# Description of the task
Scan the data below. Pull out each line where "image" occurs.

# Raw data
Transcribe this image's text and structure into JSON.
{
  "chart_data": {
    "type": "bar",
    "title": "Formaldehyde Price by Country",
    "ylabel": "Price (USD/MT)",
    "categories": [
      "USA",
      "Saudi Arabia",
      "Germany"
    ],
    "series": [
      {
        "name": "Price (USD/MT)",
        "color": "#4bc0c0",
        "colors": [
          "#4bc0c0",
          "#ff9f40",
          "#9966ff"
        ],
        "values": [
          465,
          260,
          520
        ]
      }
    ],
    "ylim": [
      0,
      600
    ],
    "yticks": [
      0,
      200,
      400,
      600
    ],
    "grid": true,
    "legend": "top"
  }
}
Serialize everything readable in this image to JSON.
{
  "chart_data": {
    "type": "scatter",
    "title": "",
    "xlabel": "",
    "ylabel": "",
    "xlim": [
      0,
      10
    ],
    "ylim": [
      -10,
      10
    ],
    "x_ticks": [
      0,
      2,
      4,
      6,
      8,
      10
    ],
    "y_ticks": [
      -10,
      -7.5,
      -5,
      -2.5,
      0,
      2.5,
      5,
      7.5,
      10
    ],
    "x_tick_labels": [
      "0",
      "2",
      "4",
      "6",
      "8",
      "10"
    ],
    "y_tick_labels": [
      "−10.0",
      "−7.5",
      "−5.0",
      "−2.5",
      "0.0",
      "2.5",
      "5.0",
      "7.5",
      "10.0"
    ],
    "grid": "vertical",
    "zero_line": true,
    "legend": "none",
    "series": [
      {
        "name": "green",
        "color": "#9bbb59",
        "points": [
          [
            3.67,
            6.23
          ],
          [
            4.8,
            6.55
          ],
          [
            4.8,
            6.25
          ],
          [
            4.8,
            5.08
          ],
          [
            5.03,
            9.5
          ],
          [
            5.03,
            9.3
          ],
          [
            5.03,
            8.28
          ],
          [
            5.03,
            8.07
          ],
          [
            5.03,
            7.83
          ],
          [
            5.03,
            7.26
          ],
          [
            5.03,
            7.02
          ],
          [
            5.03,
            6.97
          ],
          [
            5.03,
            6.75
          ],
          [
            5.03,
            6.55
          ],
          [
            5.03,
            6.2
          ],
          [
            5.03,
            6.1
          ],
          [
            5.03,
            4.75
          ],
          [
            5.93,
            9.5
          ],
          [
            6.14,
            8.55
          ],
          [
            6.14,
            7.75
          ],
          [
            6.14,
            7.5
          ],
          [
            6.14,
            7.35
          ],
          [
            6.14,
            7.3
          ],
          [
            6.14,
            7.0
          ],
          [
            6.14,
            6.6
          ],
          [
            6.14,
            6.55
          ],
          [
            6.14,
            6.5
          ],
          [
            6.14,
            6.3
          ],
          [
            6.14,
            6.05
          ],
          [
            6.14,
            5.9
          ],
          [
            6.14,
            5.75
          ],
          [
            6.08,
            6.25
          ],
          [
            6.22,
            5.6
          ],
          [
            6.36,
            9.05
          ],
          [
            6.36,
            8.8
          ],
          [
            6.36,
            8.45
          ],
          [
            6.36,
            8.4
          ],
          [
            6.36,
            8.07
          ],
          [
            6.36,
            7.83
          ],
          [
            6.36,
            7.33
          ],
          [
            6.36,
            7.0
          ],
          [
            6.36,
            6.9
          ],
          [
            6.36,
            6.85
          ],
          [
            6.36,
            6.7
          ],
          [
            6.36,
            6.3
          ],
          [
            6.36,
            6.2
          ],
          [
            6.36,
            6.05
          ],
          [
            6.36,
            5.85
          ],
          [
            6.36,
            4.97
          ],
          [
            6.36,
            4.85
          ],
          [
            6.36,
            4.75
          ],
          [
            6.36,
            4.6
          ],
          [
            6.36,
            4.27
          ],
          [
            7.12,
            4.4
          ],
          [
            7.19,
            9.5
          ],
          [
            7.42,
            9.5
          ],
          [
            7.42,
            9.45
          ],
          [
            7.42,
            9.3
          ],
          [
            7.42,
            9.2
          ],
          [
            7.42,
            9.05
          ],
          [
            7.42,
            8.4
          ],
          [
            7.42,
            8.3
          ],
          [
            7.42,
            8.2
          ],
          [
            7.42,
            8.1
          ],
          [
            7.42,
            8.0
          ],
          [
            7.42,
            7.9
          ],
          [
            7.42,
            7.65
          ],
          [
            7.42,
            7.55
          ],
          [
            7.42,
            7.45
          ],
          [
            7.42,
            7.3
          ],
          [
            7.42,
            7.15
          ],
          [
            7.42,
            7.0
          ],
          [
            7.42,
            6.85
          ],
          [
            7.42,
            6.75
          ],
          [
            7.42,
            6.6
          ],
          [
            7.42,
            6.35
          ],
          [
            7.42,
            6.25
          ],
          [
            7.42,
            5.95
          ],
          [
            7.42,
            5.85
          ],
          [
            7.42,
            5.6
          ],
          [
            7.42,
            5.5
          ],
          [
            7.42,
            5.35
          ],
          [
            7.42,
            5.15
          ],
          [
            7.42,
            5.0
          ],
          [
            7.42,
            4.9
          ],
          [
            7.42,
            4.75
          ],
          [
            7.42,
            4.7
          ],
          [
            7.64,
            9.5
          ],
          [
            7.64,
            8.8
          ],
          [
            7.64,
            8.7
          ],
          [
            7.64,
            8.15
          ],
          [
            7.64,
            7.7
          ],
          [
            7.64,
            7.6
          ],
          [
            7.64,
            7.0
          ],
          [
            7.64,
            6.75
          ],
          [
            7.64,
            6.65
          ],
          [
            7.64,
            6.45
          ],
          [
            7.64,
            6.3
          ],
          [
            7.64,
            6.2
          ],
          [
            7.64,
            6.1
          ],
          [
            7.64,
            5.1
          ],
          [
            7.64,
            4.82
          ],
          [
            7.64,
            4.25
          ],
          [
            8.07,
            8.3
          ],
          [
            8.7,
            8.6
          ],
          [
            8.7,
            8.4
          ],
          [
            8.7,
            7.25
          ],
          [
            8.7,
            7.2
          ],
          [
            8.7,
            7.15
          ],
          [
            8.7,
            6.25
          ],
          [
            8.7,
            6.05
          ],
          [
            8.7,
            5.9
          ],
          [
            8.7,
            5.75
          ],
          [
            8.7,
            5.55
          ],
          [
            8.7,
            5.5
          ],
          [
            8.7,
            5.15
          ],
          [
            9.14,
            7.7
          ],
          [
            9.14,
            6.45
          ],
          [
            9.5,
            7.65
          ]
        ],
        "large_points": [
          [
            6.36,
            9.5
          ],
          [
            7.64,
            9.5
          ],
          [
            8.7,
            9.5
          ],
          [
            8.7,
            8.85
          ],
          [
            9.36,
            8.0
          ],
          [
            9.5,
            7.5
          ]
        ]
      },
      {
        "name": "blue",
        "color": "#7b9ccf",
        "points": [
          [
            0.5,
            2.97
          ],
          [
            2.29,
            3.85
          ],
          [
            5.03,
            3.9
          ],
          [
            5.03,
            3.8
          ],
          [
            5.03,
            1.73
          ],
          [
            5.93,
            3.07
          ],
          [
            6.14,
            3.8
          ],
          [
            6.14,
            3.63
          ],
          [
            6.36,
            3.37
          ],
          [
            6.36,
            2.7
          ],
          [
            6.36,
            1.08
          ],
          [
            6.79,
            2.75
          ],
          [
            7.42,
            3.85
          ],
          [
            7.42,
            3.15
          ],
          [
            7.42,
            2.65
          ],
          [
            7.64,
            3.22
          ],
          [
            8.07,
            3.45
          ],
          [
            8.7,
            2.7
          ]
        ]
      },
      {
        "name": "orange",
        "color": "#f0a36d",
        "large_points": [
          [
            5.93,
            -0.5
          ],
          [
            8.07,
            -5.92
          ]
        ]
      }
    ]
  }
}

# Result for this task
Transcribe this image's text and structure into JSON.
Serialize everything readable in this image to JSON.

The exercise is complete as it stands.